(Annotated region listings)
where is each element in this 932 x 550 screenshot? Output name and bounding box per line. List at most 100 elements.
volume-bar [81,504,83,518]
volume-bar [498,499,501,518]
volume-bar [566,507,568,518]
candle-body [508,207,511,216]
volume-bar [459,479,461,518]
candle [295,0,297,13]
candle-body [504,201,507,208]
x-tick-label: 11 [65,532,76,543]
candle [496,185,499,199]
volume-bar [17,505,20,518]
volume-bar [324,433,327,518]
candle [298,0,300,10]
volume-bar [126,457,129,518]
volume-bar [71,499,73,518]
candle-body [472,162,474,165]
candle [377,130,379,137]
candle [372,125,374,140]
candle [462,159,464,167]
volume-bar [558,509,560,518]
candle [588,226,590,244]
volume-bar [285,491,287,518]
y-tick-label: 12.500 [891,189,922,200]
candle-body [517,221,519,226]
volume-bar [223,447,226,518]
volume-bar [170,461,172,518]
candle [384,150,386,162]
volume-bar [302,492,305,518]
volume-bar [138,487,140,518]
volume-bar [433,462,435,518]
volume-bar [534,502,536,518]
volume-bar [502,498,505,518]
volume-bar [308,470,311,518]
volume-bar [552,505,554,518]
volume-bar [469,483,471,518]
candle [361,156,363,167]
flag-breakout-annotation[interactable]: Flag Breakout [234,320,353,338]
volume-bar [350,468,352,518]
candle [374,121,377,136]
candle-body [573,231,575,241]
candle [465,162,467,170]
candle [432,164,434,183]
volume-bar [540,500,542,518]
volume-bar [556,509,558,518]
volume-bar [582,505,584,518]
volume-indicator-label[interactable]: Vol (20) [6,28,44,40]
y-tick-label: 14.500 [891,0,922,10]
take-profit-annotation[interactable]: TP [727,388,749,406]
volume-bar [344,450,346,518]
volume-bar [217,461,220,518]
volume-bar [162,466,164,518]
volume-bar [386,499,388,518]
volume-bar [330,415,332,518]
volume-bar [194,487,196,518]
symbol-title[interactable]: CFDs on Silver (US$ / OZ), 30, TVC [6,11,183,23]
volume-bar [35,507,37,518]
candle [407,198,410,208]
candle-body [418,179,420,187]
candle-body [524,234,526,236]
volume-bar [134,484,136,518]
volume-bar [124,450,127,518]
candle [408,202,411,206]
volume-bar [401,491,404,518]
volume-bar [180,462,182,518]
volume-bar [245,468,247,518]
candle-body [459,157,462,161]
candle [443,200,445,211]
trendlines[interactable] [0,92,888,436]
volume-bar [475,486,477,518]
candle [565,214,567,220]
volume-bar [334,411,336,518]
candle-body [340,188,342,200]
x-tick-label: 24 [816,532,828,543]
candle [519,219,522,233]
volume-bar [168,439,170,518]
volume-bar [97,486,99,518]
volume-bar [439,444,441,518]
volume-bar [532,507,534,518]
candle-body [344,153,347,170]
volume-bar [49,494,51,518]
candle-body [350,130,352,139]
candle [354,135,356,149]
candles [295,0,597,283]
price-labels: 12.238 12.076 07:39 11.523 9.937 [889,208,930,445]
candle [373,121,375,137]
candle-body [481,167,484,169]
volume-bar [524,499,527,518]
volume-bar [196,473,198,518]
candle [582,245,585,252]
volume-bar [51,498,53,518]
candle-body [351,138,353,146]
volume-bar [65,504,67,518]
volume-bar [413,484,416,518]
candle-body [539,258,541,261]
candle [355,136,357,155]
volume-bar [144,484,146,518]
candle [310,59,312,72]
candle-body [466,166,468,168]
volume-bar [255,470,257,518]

_GIVEN INSTRUCTION_
Copy the records above, changing every "volume-bar" to "volume-column" and leaving everything else the same.

_ANSWER TO THE EXERCISE_
where is each element in this 932 x 550 screenshot? Output name and bounding box per line. List at most 100 elements.
volume-column [81,504,83,518]
volume-column [498,499,501,518]
volume-column [566,507,568,518]
candle-body [508,207,511,216]
volume-column [459,479,461,518]
candle [295,0,297,13]
candle-body [504,201,507,208]
x-tick-label: 11 [65,532,76,543]
candle [496,185,499,199]
volume-column [17,505,20,518]
volume-column [324,433,327,518]
candle [298,0,300,10]
volume-column [126,457,129,518]
volume-column [71,499,73,518]
candle-body [472,162,474,165]
candle [377,130,379,137]
candle [372,125,374,140]
candle [462,159,464,167]
volume-column [558,509,560,518]
candle [588,226,590,244]
volume-column [285,491,287,518]
y-tick-label: 12.500 [891,189,922,200]
candle-body [517,221,519,226]
volume-column [223,447,226,518]
volume-column [170,461,172,518]
candle [384,150,386,162]
volume-column [302,492,305,518]
volume-column [138,487,140,518]
volume-column [433,462,435,518]
volume-column [534,502,536,518]
volume-column [502,498,505,518]
volume-column [308,470,311,518]
volume-column [552,505,554,518]
volume-column [469,483,471,518]
candle [361,156,363,167]
flag-breakout-annotation[interactable]: Flag Breakout [234,320,353,338]
volume-column [350,468,352,518]
candle [374,121,377,136]
candle-body [573,231,575,241]
candle [465,162,467,170]
candle [432,164,434,183]
volume-column [540,500,542,518]
volume-column [556,509,558,518]
volume-column [582,505,584,518]
volume-indicator-label[interactable]: Vol (20) [6,28,44,40]
y-tick-label: 14.500 [891,0,922,10]
take-profit-annotation[interactable]: TP [727,388,749,406]
volume-column [344,450,346,518]
volume-column [217,461,220,518]
volume-column [162,466,164,518]
volume-column [386,499,388,518]
volume-column [330,415,332,518]
volume-column [194,487,196,518]
symbol-title[interactable]: CFDs on Silver (US$ / OZ), 30, TVC [6,11,183,23]
volume-column [35,507,37,518]
candle [407,198,410,208]
candle-body [418,179,420,187]
candle-body [524,234,526,236]
volume-column [134,484,136,518]
volume-column [124,450,127,518]
candle [408,202,411,206]
volume-column [401,491,404,518]
volume-column [180,462,182,518]
volume-column [245,468,247,518]
candle-body [459,157,462,161]
candle [443,200,445,211]
trendlines[interactable] [0,92,888,436]
volume-column [475,486,477,518]
candle [565,214,567,220]
volume-column [334,411,336,518]
candle-body [340,188,342,200]
x-tick-label: 24 [816,532,828,543]
candle [519,219,522,233]
volume-column [168,439,170,518]
volume-column [97,486,99,518]
volume-column [439,444,441,518]
volume-column [532,507,534,518]
candle-body [344,153,347,170]
volume-column [49,494,51,518]
candle-body [350,130,352,139]
candle [354,135,356,149]
candles [295,0,597,283]
price-labels: 12.238 12.076 07:39 11.523 9.937 [889,208,930,445]
candle [373,121,375,137]
candle-body [481,167,484,169]
volume-column [524,499,527,518]
volume-column [196,473,198,518]
candle [582,245,585,252]
volume-column [51,498,53,518]
candle-body [351,138,353,146]
volume-column [65,504,67,518]
volume-column [413,484,416,518]
candle-body [539,258,541,261]
candle [355,136,357,155]
volume-column [144,484,146,518]
candle [310,59,312,72]
candle-body [466,166,468,168]
volume-column [255,470,257,518]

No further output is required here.